[Saved entries]
════════════════

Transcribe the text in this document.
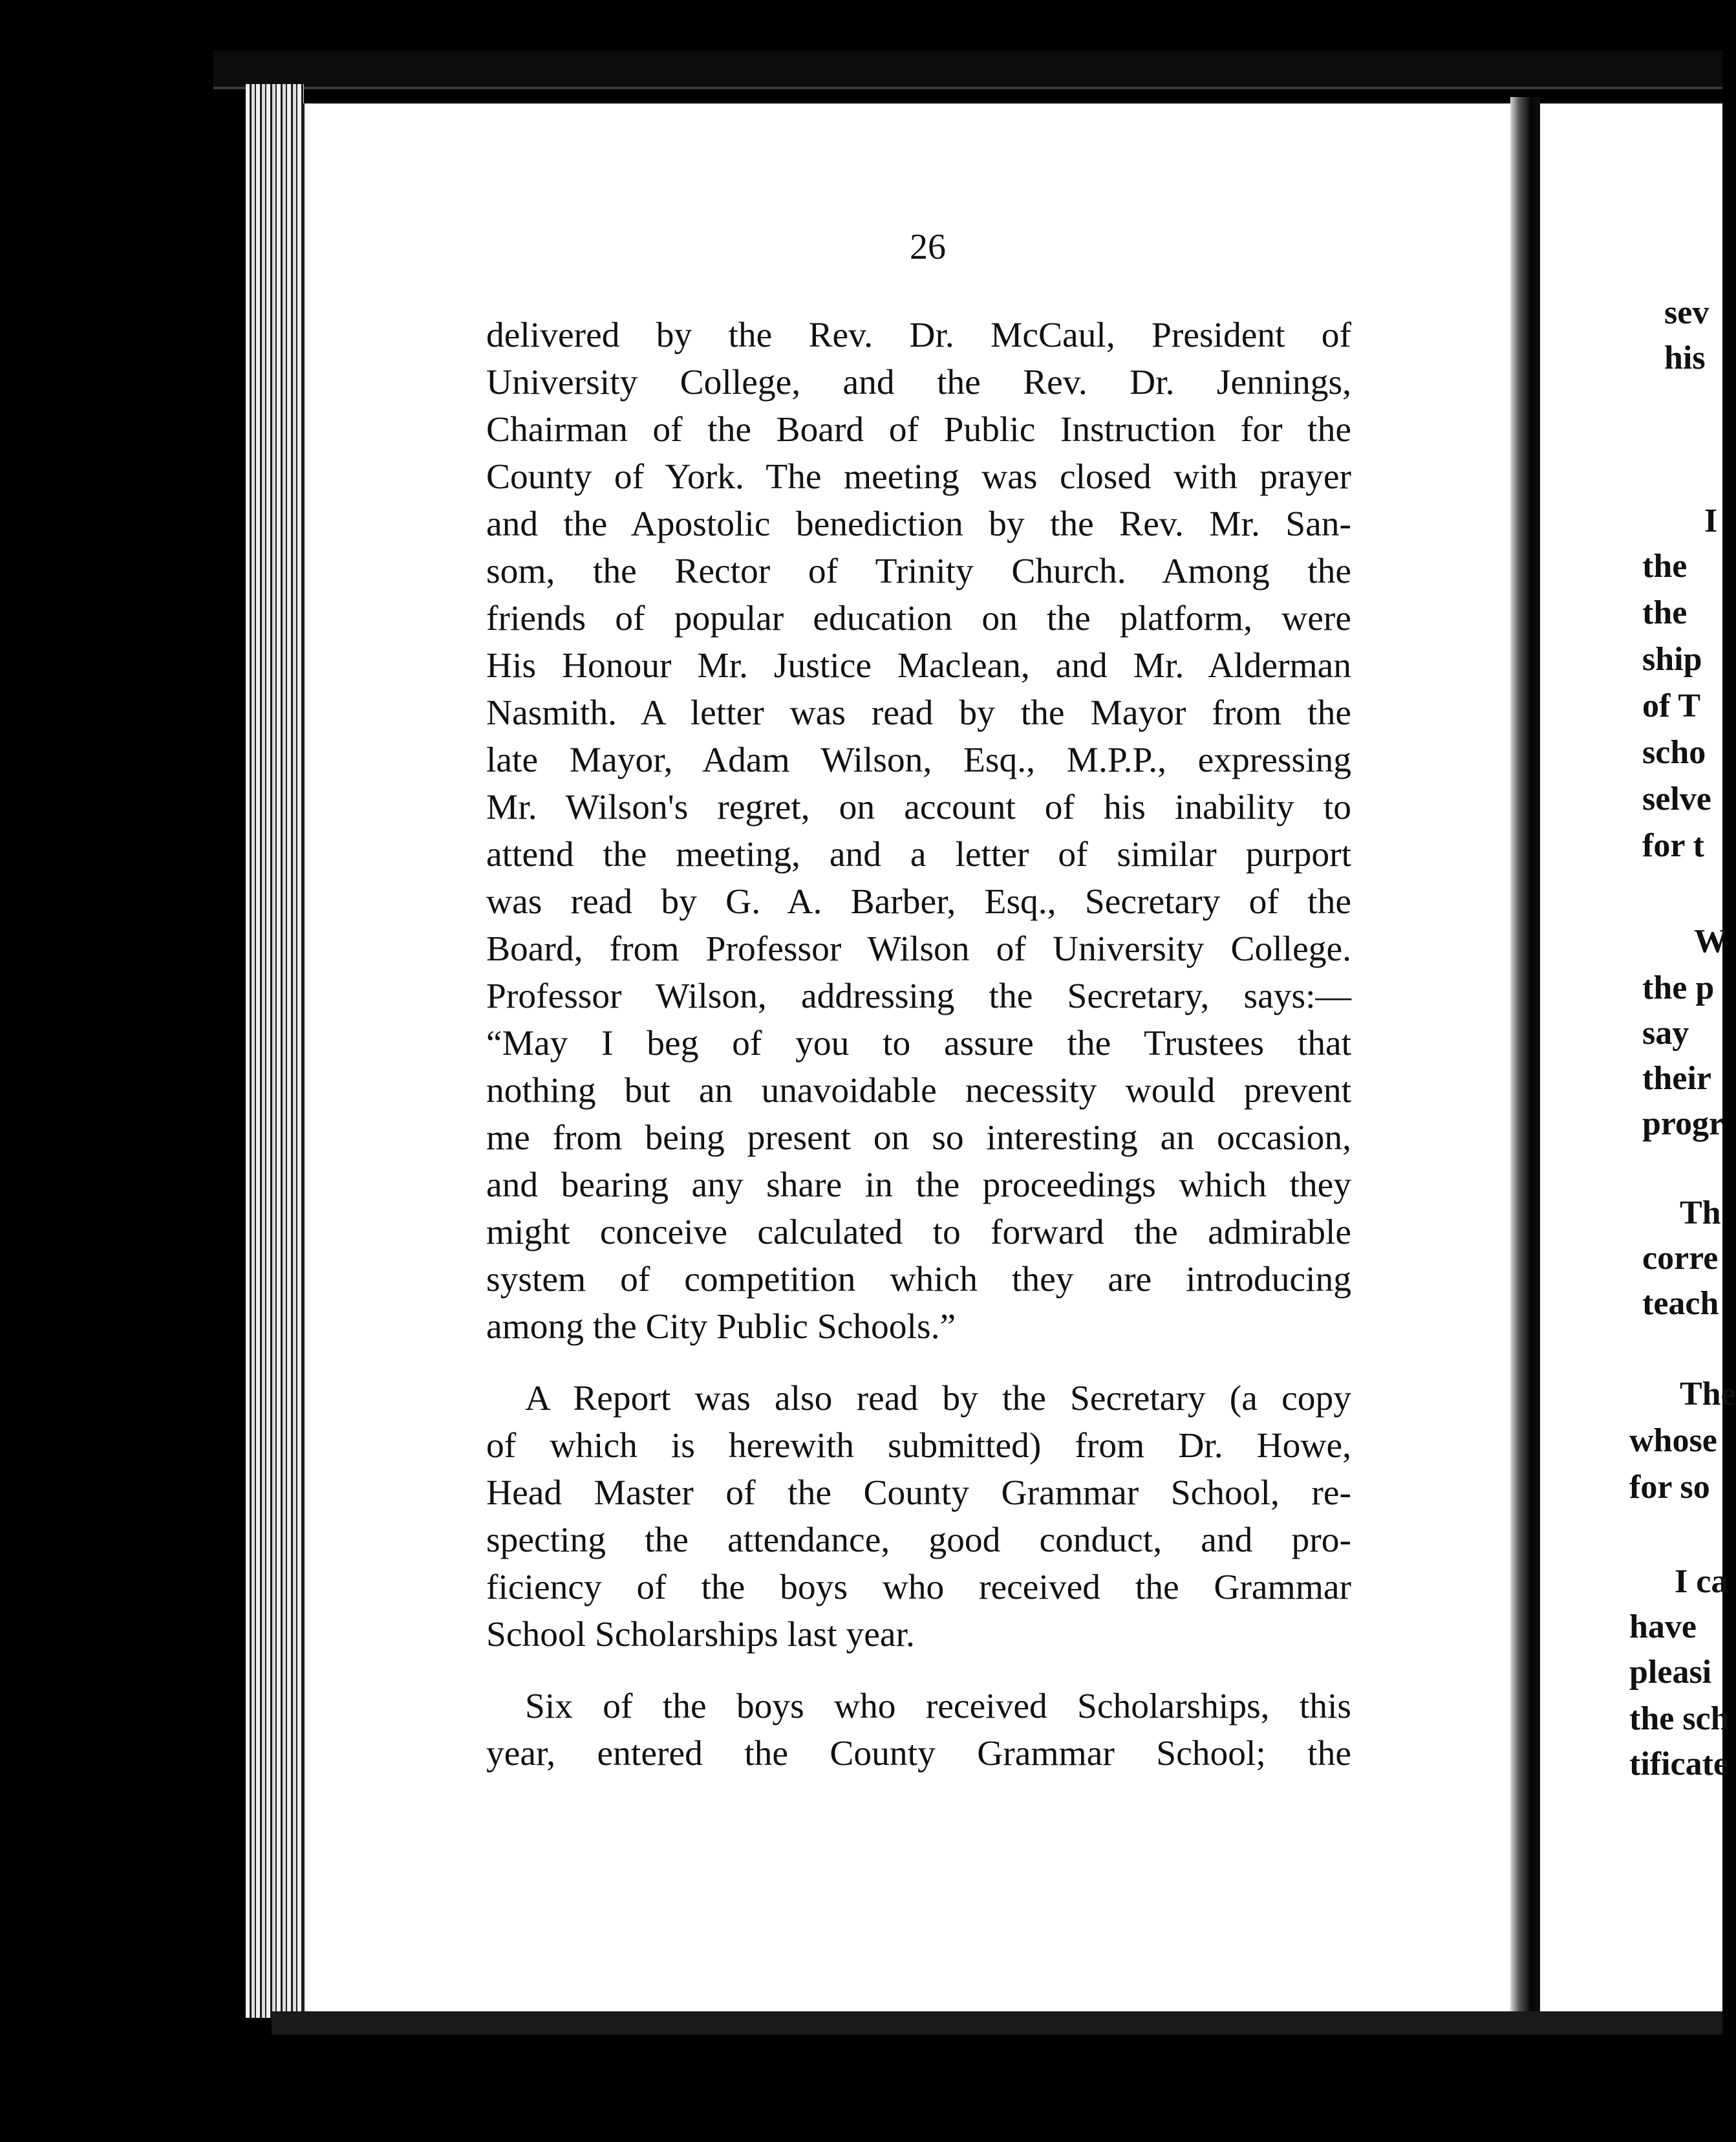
26
delivered by the Rev. Dr. McCaul, President of
University College, and the Rev. Dr. Jennings,
Chairman of the Board of Public Instruction for the
County of York. The meeting was closed with prayer
and the Apostolic benediction by the Rev. Mr. San-
som, the Rector of Trinity Church. Among the
friends of popular education on the platform, were
His Honour Mr. Justice Maclean, and Mr. Alderman
Nasmith. A letter was read by the Mayor from the
late Mayor, Adam Wilson, Esq., M.P.P., expressing
Mr. Wilson's regret, on account of his inability to
attend the meeting, and a letter of similar purport
was read by G. A. Barber, Esq., Secretary of the
Board, from Professor Wilson of University College.
Professor Wilson, addressing the Secretary, says:—
“May I beg of you to assure the Trustees that
nothing but an unavoidable necessity would prevent
me from being present on so interesting an occasion,
and bearing any share in the proceedings which they
might conceive calculated to forward the admirable
system of competition which they are introducing
among the City Public Schools.”
A Report was also read by the Secretary (a copy
of which is herewith submitted) from Dr. Howe,
Head Master of the County Grammar School, re-
specting the attendance, good conduct, and pro-
ficiency of the boys who received the Grammar
School Scholarships last year.
Six of the boys who received Scholarships, this
year, entered the County Grammar School; the
sev
his
I
the
the
ship
of T
scho
selve
for t
W
the p
say
their
progr
Th
corre
teach
The
whose
for so
I ca
have
pleasi
the sch
tificate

════════════════

What you have to do:
Reproduce every line of the listing above in which the string "they" appears.

Right answer:
and bearing any share in the proceedings which they
system of competition which they are introducing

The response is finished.